◆ Stated task
Copy the data that follows exactly. Include no pictures.

◆ Supplied material
====

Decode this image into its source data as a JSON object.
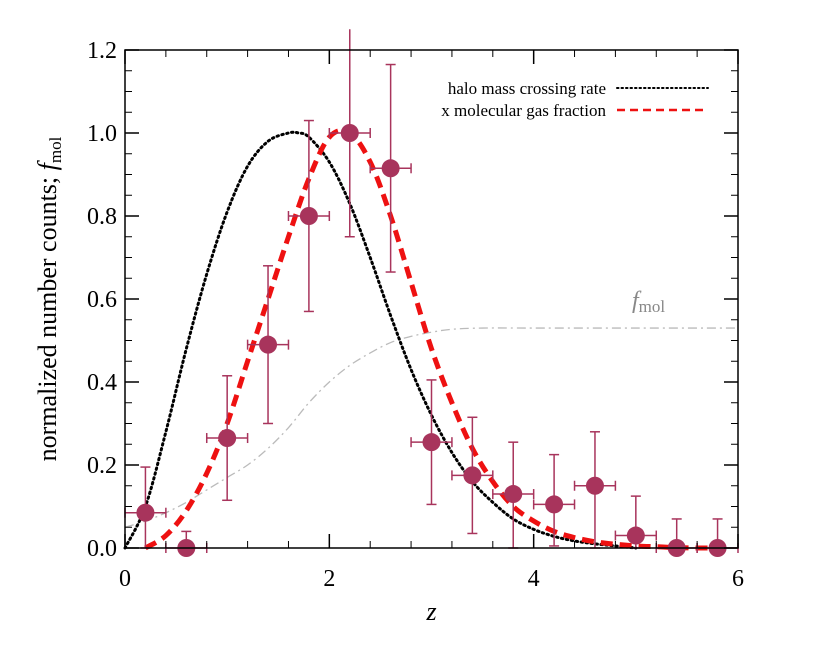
{
  "chart_data": {
    "type": "line",
    "xlabel": "z",
    "ylabel_main": "normalized number counts; ",
    "ylabel_f": "f",
    "ylabel_sub": "mol",
    "xlim": [
      0,
      6
    ],
    "ylim": [
      0,
      1.2
    ],
    "x_ticks": [
      0,
      2,
      4,
      6
    ],
    "x_tick_labels": [
      "0",
      "2",
      "4",
      "6"
    ],
    "y_ticks": [
      0,
      0.2,
      0.4,
      0.6,
      0.8,
      1.0,
      1.2
    ],
    "y_tick_labels": [
      "0.0",
      "0.2",
      "0.4",
      "0.6",
      "0.8",
      "1.0",
      "1.2"
    ],
    "legend_position": "top-right",
    "fmol_label": {
      "f": "f",
      "sub": "mol"
    },
    "series": [
      {
        "name": "halo mass crossing rate",
        "style": "dotted",
        "color": "#000000",
        "x": [
          0.0,
          0.2,
          0.4,
          0.6,
          0.8,
          1.0,
          1.2,
          1.4,
          1.6,
          1.7,
          1.8,
          2.0,
          2.2,
          2.4,
          2.6,
          2.8,
          3.0,
          3.2,
          3.4,
          3.6,
          3.8,
          4.0,
          4.2,
          4.4,
          4.6,
          4.8,
          5.0
        ],
        "y": [
          0.0,
          0.1,
          0.28,
          0.48,
          0.66,
          0.81,
          0.92,
          0.98,
          1.0,
          1.0,
          0.99,
          0.93,
          0.83,
          0.7,
          0.56,
          0.43,
          0.32,
          0.23,
          0.16,
          0.11,
          0.07,
          0.045,
          0.028,
          0.017,
          0.01,
          0.005,
          0.0
        ]
      },
      {
        "name": "x molecular gas fraction",
        "style": "dashed",
        "color": "#ee1111",
        "x": [
          0.2,
          0.4,
          0.6,
          0.8,
          1.0,
          1.2,
          1.4,
          1.6,
          1.8,
          2.0,
          2.2,
          2.4,
          2.6,
          2.8,
          3.0,
          3.2,
          3.4,
          3.6,
          3.8,
          4.0,
          4.2,
          4.4,
          4.6,
          4.8,
          5.0,
          5.2,
          5.4,
          5.6,
          5.8
        ],
        "y": [
          0.0,
          0.03,
          0.09,
          0.18,
          0.3,
          0.45,
          0.6,
          0.75,
          0.89,
          0.99,
          1.0,
          0.93,
          0.8,
          0.64,
          0.48,
          0.35,
          0.24,
          0.16,
          0.1,
          0.065,
          0.04,
          0.025,
          0.015,
          0.009,
          0.005,
          0.003,
          0.001,
          0.0,
          0.0
        ]
      },
      {
        "name": "fmol",
        "style": "dashdot",
        "color": "#bbbbbb",
        "x": [
          0.0,
          0.2,
          0.4,
          0.6,
          0.8,
          1.0,
          1.2,
          1.4,
          1.6,
          1.8,
          2.0,
          2.2,
          2.4,
          2.6,
          2.8,
          3.0,
          3.2,
          3.5,
          4.0,
          5.0,
          6.0
        ],
        "y": [
          0.05,
          0.065,
          0.085,
          0.11,
          0.14,
          0.17,
          0.2,
          0.24,
          0.29,
          0.35,
          0.4,
          0.44,
          0.47,
          0.495,
          0.51,
          0.52,
          0.527,
          0.53,
          0.53,
          0.53,
          0.53
        ]
      }
    ],
    "data_points": {
      "color": "#a8345c",
      "x": [
        0.2,
        0.6,
        1.0,
        1.4,
        1.8,
        2.2,
        2.6,
        3.0,
        3.4,
        3.8,
        4.2,
        4.6,
        5.0,
        5.4,
        5.8
      ],
      "y": [
        0.085,
        0.0,
        0.265,
        0.49,
        0.8,
        1.0,
        0.915,
        0.255,
        0.175,
        0.13,
        0.105,
        0.15,
        0.03,
        0.0,
        0.0
      ],
      "x_err": [
        0.2,
        0.2,
        0.2,
        0.2,
        0.2,
        0.2,
        0.2,
        0.2,
        0.2,
        0.2,
        0.2,
        0.2,
        0.2,
        0.2,
        0.2
      ],
      "y_err_low": [
        0.085,
        0.0,
        0.15,
        0.19,
        0.23,
        0.25,
        0.25,
        0.15,
        0.14,
        0.13,
        0.1,
        0.15,
        0.03,
        0.0,
        0.0
      ],
      "y_err_high": [
        0.11,
        0.04,
        0.15,
        0.19,
        0.23,
        0.25,
        0.25,
        0.15,
        0.14,
        0.125,
        0.12,
        0.13,
        0.095,
        0.07,
        0.07
      ]
    }
  }
}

====

◆ Answer to this task
Decode this image into its source data as a JSON object.
{
  "chart_data": {
    "type": "line",
    "xlabel": "z",
    "ylabel_main": "normalized number counts; ",
    "ylabel_f": "f",
    "ylabel_sub": "mol",
    "xlim": [
      0,
      6
    ],
    "ylim": [
      0,
      1.2
    ],
    "x_ticks": [
      0,
      2,
      4,
      6
    ],
    "x_tick_labels": [
      "0",
      "2",
      "4",
      "6"
    ],
    "y_ticks": [
      0,
      0.2,
      0.4,
      0.6,
      0.8,
      1.0,
      1.2
    ],
    "y_tick_labels": [
      "0.0",
      "0.2",
      "0.4",
      "0.6",
      "0.8",
      "1.0",
      "1.2"
    ],
    "legend_position": "top-right",
    "fmol_label": {
      "f": "f",
      "sub": "mol"
    },
    "series": [
      {
        "name": "halo mass crossing rate",
        "style": "dotted",
        "color": "#000000",
        "x": [
          0.0,
          0.2,
          0.4,
          0.6,
          0.8,
          1.0,
          1.2,
          1.4,
          1.6,
          1.7,
          1.8,
          2.0,
          2.2,
          2.4,
          2.6,
          2.8,
          3.0,
          3.2,
          3.4,
          3.6,
          3.8,
          4.0,
          4.2,
          4.4,
          4.6,
          4.8,
          5.0
        ],
        "y": [
          0.0,
          0.1,
          0.28,
          0.48,
          0.66,
          0.81,
          0.92,
          0.98,
          1.0,
          1.0,
          0.99,
          0.93,
          0.83,
          0.7,
          0.56,
          0.43,
          0.32,
          0.23,
          0.16,
          0.11,
          0.07,
          0.045,
          0.028,
          0.017,
          0.01,
          0.005,
          0.0
        ]
      },
      {
        "name": "x molecular gas fraction",
        "style": "dashed",
        "color": "#ee1111",
        "x": [
          0.2,
          0.4,
          0.6,
          0.8,
          1.0,
          1.2,
          1.4,
          1.6,
          1.8,
          2.0,
          2.2,
          2.4,
          2.6,
          2.8,
          3.0,
          3.2,
          3.4,
          3.6,
          3.8,
          4.0,
          4.2,
          4.4,
          4.6,
          4.8,
          5.0,
          5.2,
          5.4,
          5.6,
          5.8
        ],
        "y": [
          0.0,
          0.03,
          0.09,
          0.18,
          0.3,
          0.45,
          0.6,
          0.75,
          0.89,
          0.99,
          1.0,
          0.93,
          0.8,
          0.64,
          0.48,
          0.35,
          0.24,
          0.16,
          0.1,
          0.065,
          0.04,
          0.025,
          0.015,
          0.009,
          0.005,
          0.003,
          0.001,
          0.0,
          0.0
        ]
      },
      {
        "name": "fmol",
        "style": "dashdot",
        "color": "#bbbbbb",
        "x": [
          0.0,
          0.2,
          0.4,
          0.6,
          0.8,
          1.0,
          1.2,
          1.4,
          1.6,
          1.8,
          2.0,
          2.2,
          2.4,
          2.6,
          2.8,
          3.0,
          3.2,
          3.5,
          4.0,
          5.0,
          6.0
        ],
        "y": [
          0.05,
          0.065,
          0.085,
          0.11,
          0.14,
          0.17,
          0.2,
          0.24,
          0.29,
          0.35,
          0.4,
          0.44,
          0.47,
          0.495,
          0.51,
          0.52,
          0.527,
          0.53,
          0.53,
          0.53,
          0.53
        ]
      }
    ],
    "data_points": {
      "color": "#a8345c",
      "x": [
        0.2,
        0.6,
        1.0,
        1.4,
        1.8,
        2.2,
        2.6,
        3.0,
        3.4,
        3.8,
        4.2,
        4.6,
        5.0,
        5.4,
        5.8
      ],
      "y": [
        0.085,
        0.0,
        0.265,
        0.49,
        0.8,
        1.0,
        0.915,
        0.255,
        0.175,
        0.13,
        0.105,
        0.15,
        0.03,
        0.0,
        0.0
      ],
      "x_err": [
        0.2,
        0.2,
        0.2,
        0.2,
        0.2,
        0.2,
        0.2,
        0.2,
        0.2,
        0.2,
        0.2,
        0.2,
        0.2,
        0.2,
        0.2
      ],
      "y_err_low": [
        0.085,
        0.0,
        0.15,
        0.19,
        0.23,
        0.25,
        0.25,
        0.15,
        0.14,
        0.13,
        0.1,
        0.15,
        0.03,
        0.0,
        0.0
      ],
      "y_err_high": [
        0.11,
        0.04,
        0.15,
        0.19,
        0.23,
        0.25,
        0.25,
        0.15,
        0.14,
        0.125,
        0.12,
        0.13,
        0.095,
        0.07,
        0.07
      ]
    }
  }
}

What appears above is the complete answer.